= Given records =

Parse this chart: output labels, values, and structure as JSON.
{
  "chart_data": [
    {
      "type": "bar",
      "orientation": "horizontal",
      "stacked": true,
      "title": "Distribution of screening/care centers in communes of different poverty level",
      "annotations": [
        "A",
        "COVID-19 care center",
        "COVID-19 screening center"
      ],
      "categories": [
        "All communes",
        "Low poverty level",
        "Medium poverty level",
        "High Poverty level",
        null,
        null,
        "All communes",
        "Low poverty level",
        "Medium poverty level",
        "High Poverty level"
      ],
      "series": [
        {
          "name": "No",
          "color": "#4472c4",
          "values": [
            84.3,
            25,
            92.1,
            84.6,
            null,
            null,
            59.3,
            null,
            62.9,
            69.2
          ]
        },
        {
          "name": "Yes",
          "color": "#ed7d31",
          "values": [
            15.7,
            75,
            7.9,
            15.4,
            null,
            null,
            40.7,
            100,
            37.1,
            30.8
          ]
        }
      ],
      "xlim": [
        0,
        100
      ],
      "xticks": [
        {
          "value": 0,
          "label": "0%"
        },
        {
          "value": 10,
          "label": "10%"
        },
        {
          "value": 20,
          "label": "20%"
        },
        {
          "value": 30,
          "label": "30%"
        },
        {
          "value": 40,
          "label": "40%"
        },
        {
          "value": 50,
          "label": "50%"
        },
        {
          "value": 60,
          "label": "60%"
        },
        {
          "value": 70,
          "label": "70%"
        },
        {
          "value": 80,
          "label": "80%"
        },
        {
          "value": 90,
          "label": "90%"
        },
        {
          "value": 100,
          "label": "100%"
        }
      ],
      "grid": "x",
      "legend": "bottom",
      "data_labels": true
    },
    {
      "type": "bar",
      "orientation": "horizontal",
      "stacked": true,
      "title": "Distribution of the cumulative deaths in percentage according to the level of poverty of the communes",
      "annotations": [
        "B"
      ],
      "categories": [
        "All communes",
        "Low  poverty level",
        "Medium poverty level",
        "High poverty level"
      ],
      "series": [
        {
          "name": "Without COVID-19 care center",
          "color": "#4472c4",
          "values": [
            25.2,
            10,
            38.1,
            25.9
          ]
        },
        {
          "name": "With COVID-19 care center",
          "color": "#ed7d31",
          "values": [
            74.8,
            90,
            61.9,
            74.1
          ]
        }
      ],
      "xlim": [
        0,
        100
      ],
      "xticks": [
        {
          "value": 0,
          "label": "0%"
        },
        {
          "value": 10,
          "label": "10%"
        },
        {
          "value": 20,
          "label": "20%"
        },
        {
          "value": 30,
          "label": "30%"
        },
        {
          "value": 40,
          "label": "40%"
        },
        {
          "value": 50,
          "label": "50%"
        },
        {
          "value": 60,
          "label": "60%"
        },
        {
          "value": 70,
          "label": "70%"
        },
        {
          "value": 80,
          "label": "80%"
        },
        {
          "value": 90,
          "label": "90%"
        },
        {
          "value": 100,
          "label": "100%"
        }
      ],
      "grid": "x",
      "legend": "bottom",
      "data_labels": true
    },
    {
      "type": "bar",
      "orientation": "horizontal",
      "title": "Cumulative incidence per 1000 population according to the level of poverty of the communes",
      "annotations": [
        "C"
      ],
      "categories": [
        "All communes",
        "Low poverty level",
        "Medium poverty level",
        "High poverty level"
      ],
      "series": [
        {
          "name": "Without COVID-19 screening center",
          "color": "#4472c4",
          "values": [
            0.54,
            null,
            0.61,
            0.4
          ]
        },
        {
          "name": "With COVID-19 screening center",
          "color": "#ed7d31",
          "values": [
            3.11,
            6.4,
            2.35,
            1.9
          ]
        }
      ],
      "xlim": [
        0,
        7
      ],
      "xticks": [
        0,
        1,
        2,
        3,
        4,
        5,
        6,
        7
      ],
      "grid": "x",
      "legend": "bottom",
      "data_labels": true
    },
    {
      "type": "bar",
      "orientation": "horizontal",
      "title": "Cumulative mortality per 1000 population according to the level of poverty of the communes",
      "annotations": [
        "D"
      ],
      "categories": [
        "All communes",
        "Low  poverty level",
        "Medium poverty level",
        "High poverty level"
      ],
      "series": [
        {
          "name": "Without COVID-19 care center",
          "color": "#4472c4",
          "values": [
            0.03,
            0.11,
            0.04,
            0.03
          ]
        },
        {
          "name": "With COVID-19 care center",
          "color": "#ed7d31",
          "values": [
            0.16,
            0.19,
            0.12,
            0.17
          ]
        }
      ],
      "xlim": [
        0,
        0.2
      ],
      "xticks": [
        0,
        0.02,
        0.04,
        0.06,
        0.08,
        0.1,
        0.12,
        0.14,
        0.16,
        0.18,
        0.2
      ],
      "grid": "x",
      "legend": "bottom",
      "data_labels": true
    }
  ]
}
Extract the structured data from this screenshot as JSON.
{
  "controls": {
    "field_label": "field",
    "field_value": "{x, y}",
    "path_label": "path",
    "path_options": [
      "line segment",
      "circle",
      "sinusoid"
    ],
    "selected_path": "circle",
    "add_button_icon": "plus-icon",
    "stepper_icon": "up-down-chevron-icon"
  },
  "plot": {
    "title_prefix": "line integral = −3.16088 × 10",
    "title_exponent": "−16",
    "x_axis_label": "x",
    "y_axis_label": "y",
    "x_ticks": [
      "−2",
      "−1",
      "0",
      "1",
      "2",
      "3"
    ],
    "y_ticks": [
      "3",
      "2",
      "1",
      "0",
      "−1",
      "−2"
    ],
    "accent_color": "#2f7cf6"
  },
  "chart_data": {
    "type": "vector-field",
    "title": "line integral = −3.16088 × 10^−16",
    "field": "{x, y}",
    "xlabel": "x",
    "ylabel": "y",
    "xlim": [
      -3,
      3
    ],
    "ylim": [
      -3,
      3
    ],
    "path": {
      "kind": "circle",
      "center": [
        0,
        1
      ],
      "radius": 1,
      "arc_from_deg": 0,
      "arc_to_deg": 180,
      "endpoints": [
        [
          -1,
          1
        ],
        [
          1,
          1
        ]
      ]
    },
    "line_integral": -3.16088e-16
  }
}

= To do =
Wherever the string "this" appears in the entries above, list that line.

= Written solution =
Parse this chart: output labels, values, and structure as JSON.
Extract the structured data from this screenshot as JSON.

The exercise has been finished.